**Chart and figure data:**
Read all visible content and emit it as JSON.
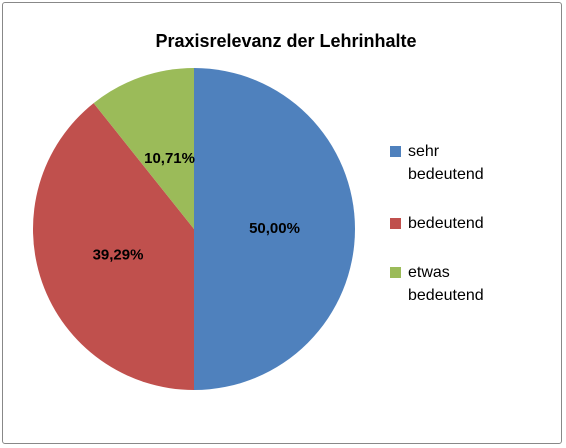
{
  "chart_data": {
    "type": "pie",
    "title": "Praxisrelevanz der Lehrinhalte",
    "categories": [
      "sehr bedeutend",
      "bedeutend",
      "etwas bedeutend"
    ],
    "values": [
      50,
      39.29,
      10.71
    ],
    "value_labels": [
      "50,00%",
      "39,29%",
      "10,71%"
    ],
    "colors": [
      "#4f81bd",
      "#c0504d",
      "#9bbb59"
    ],
    "legend": "right"
  }
}
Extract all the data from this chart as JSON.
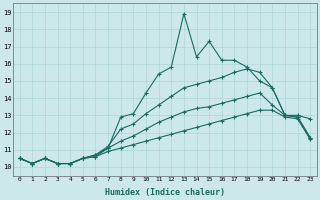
{
  "title": "",
  "xlabel": "Humidex (Indice chaleur)",
  "xlim": [
    -0.5,
    23.5
  ],
  "ylim": [
    9.5,
    19.5
  ],
  "xticks": [
    0,
    1,
    2,
    3,
    4,
    5,
    6,
    7,
    8,
    9,
    10,
    11,
    12,
    13,
    14,
    15,
    16,
    17,
    18,
    19,
    20,
    21,
    22,
    23
  ],
  "yticks": [
    10,
    11,
    12,
    13,
    14,
    15,
    16,
    17,
    18,
    19
  ],
  "bg_color": "#cce8eb",
  "grid_color": "#aed4d8",
  "line_color": "#1a6b60",
  "line_width": 0.8,
  "marker": "+",
  "marker_size": 3,
  "marker_lw": 0.8,
  "curves": [
    {
      "x": [
        0,
        1,
        2,
        3,
        4,
        5,
        6,
        7,
        8,
        9,
        10,
        11,
        12,
        13,
        14,
        15,
        16,
        17,
        18,
        19,
        20,
        21,
        22,
        23
      ],
      "y": [
        10.5,
        10.2,
        10.5,
        10.2,
        10.2,
        10.5,
        10.6,
        11.1,
        12.9,
        13.1,
        14.3,
        15.4,
        15.8,
        18.9,
        16.4,
        17.3,
        16.2,
        16.2,
        15.8,
        15.0,
        14.6,
        13.0,
        13.0,
        12.8
      ]
    },
    {
      "x": [
        0,
        1,
        2,
        3,
        4,
        5,
        6,
        7,
        8,
        9,
        10,
        11,
        12,
        13,
        14,
        15,
        16,
        17,
        18,
        19,
        20,
        21,
        22,
        23
      ],
      "y": [
        10.5,
        10.2,
        10.5,
        10.2,
        10.2,
        10.5,
        10.7,
        11.2,
        12.2,
        12.5,
        13.1,
        13.6,
        14.1,
        14.6,
        14.8,
        15.0,
        15.2,
        15.5,
        15.7,
        15.5,
        14.6,
        13.0,
        12.9,
        11.7
      ]
    },
    {
      "x": [
        0,
        1,
        2,
        3,
        4,
        5,
        6,
        7,
        8,
        9,
        10,
        11,
        12,
        13,
        14,
        15,
        16,
        17,
        18,
        19,
        20,
        21,
        22,
        23
      ],
      "y": [
        10.5,
        10.2,
        10.5,
        10.2,
        10.2,
        10.5,
        10.7,
        11.1,
        11.5,
        11.8,
        12.2,
        12.6,
        12.9,
        13.2,
        13.4,
        13.5,
        13.7,
        13.9,
        14.1,
        14.3,
        13.6,
        13.0,
        12.9,
        11.7
      ]
    },
    {
      "x": [
        0,
        1,
        2,
        3,
        4,
        5,
        6,
        7,
        8,
        9,
        10,
        11,
        12,
        13,
        14,
        15,
        16,
        17,
        18,
        19,
        20,
        21,
        22,
        23
      ],
      "y": [
        10.5,
        10.2,
        10.5,
        10.2,
        10.2,
        10.5,
        10.6,
        10.9,
        11.1,
        11.3,
        11.5,
        11.7,
        11.9,
        12.1,
        12.3,
        12.5,
        12.7,
        12.9,
        13.1,
        13.3,
        13.3,
        12.9,
        12.8,
        11.6
      ]
    }
  ]
}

**Given problem:**
Make an exact copy of the listing above. Do not include the pictures.

**The solution:**
Read all visible content and emit it as JSON.
{
  "chart_data": {
    "type": "pie",
    "title": "Praxisrelevanz der Lehrinhalte",
    "categories": [
      "sehr bedeutend",
      "bedeutend",
      "etwas bedeutend"
    ],
    "values": [
      50,
      39.29,
      10.71
    ],
    "value_labels": [
      "50,00%",
      "39,29%",
      "10,71%"
    ],
    "colors": [
      "#4f81bd",
      "#c0504d",
      "#9bbb59"
    ],
    "legend": "right"
  }
}
Extract all the data from this chart as JSON.
{
  "title": "",
  "xlabel": "Humidex (Indice chaleur)",
  "xlim": [
    -0.5,
    23.5
  ],
  "ylim": [
    9.5,
    19.5
  ],
  "xticks": [
    0,
    1,
    2,
    3,
    4,
    5,
    6,
    7,
    8,
    9,
    10,
    11,
    12,
    13,
    14,
    15,
    16,
    17,
    18,
    19,
    20,
    21,
    22,
    23
  ],
  "yticks": [
    10,
    11,
    12,
    13,
    14,
    15,
    16,
    17,
    18,
    19
  ],
  "bg_color": "#cce8eb",
  "grid_color": "#aed4d8",
  "line_color": "#1a6b60",
  "line_width": 0.8,
  "marker": "+",
  "marker_size": 3,
  "marker_lw": 0.8,
  "curves": [
    {
      "x": [
        0,
        1,
        2,
        3,
        4,
        5,
        6,
        7,
        8,
        9,
        10,
        11,
        12,
        13,
        14,
        15,
        16,
        17,
        18,
        19,
        20,
        21,
        22,
        23
      ],
      "y": [
        10.5,
        10.2,
        10.5,
        10.2,
        10.2,
        10.5,
        10.6,
        11.1,
        12.9,
        13.1,
        14.3,
        15.4,
        15.8,
        18.9,
        16.4,
        17.3,
        16.2,
        16.2,
        15.8,
        15.0,
        14.6,
        13.0,
        13.0,
        12.8
      ]
    },
    {
      "x": [
        0,
        1,
        2,
        3,
        4,
        5,
        6,
        7,
        8,
        9,
        10,
        11,
        12,
        13,
        14,
        15,
        16,
        17,
        18,
        19,
        20,
        21,
        22,
        23
      ],
      "y": [
        10.5,
        10.2,
        10.5,
        10.2,
        10.2,
        10.5,
        10.7,
        11.2,
        12.2,
        12.5,
        13.1,
        13.6,
        14.1,
        14.6,
        14.8,
        15.0,
        15.2,
        15.5,
        15.7,
        15.5,
        14.6,
        13.0,
        12.9,
        11.7
      ]
    },
    {
      "x": [
        0,
        1,
        2,
        3,
        4,
        5,
        6,
        7,
        8,
        9,
        10,
        11,
        12,
        13,
        14,
        15,
        16,
        17,
        18,
        19,
        20,
        21,
        22,
        23
      ],
      "y": [
        10.5,
        10.2,
        10.5,
        10.2,
        10.2,
        10.5,
        10.7,
        11.1,
        11.5,
        11.8,
        12.2,
        12.6,
        12.9,
        13.2,
        13.4,
        13.5,
        13.7,
        13.9,
        14.1,
        14.3,
        13.6,
        13.0,
        12.9,
        11.7
      ]
    },
    {
      "x": [
        0,
        1,
        2,
        3,
        4,
        5,
        6,
        7,
        8,
        9,
        10,
        11,
        12,
        13,
        14,
        15,
        16,
        17,
        18,
        19,
        20,
        21,
        22,
        23
      ],
      "y": [
        10.5,
        10.2,
        10.5,
        10.2,
        10.2,
        10.5,
        10.6,
        10.9,
        11.1,
        11.3,
        11.5,
        11.7,
        11.9,
        12.1,
        12.3,
        12.5,
        12.7,
        12.9,
        13.1,
        13.3,
        13.3,
        12.9,
        12.8,
        11.6
      ]
    }
  ]
}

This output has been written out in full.